╭─ Provided records

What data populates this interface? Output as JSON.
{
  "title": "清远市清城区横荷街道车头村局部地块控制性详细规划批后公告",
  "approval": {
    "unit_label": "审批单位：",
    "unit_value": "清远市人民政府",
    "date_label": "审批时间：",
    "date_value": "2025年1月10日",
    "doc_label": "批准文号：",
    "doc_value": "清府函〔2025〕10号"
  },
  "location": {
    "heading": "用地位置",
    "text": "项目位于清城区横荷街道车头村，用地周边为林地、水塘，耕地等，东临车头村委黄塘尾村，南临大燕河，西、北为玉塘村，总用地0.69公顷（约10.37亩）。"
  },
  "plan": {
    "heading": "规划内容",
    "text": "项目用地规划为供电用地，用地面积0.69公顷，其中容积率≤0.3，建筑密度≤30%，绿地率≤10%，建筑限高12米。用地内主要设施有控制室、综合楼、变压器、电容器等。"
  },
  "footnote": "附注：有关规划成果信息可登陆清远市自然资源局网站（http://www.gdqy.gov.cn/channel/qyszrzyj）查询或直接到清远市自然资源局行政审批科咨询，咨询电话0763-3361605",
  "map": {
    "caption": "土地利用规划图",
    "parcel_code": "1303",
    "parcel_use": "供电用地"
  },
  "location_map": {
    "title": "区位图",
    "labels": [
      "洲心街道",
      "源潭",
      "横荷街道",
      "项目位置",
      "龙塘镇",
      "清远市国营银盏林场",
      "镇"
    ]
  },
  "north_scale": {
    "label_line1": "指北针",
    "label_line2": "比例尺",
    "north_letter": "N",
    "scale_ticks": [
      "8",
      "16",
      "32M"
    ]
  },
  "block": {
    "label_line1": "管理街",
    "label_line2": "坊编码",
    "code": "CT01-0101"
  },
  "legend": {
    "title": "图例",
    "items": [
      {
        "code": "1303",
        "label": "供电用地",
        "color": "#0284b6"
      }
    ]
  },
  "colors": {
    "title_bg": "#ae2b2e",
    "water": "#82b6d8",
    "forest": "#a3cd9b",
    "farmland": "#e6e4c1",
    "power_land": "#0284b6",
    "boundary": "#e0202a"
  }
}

╰─

__Instructions for the task__: Transcribe all entries exactly as they are given.

__Result for this task__:
What data populates this interface? Output as JSON.
{
  "title": "清远市清城区横荷街道车头村局部地块控制性详细规划批后公告",
  "approval": {
    "unit_label": "审批单位：",
    "unit_value": "清远市人民政府",
    "date_label": "审批时间：",
    "date_value": "2025年1月10日",
    "doc_label": "批准文号：",
    "doc_value": "清府函〔2025〕10号"
  },
  "location": {
    "heading": "用地位置",
    "text": "项目位于清城区横荷街道车头村，用地周边为林地、水塘，耕地等，东临车头村委黄塘尾村，南临大燕河，西、北为玉塘村，总用地0.69公顷（约10.37亩）。"
  },
  "plan": {
    "heading": "规划内容",
    "text": "项目用地规划为供电用地，用地面积0.69公顷，其中容积率≤0.3，建筑密度≤30%，绿地率≤10%，建筑限高12米。用地内主要设施有控制室、综合楼、变压器、电容器等。"
  },
  "footnote": "附注：有关规划成果信息可登陆清远市自然资源局网站（http://www.gdqy.gov.cn/channel/qyszrzyj）查询或直接到清远市自然资源局行政审批科咨询，咨询电话0763-3361605",
  "map": {
    "caption": "土地利用规划图",
    "parcel_code": "1303",
    "parcel_use": "供电用地"
  },
  "location_map": {
    "title": "区位图",
    "labels": [
      "洲心街道",
      "源潭",
      "横荷街道",
      "项目位置",
      "龙塘镇",
      "清远市国营银盏林场",
      "镇"
    ]
  },
  "north_scale": {
    "label_line1": "指北针",
    "label_line2": "比例尺",
    "north_letter": "N",
    "scale_ticks": [
      "8",
      "16",
      "32M"
    ]
  },
  "block": {
    "label_line1": "管理街",
    "label_line2": "坊编码",
    "code": "CT01-0101"
  },
  "legend": {
    "title": "图例",
    "items": [
      {
        "code": "1303",
        "label": "供电用地",
        "color": "#0284b6"
      }
    ]
  },
  "colors": {
    "title_bg": "#ae2b2e",
    "water": "#82b6d8",
    "forest": "#a3cd9b",
    "farmland": "#e6e4c1",
    "power_land": "#0284b6",
    "boundary": "#e0202a"
  }
}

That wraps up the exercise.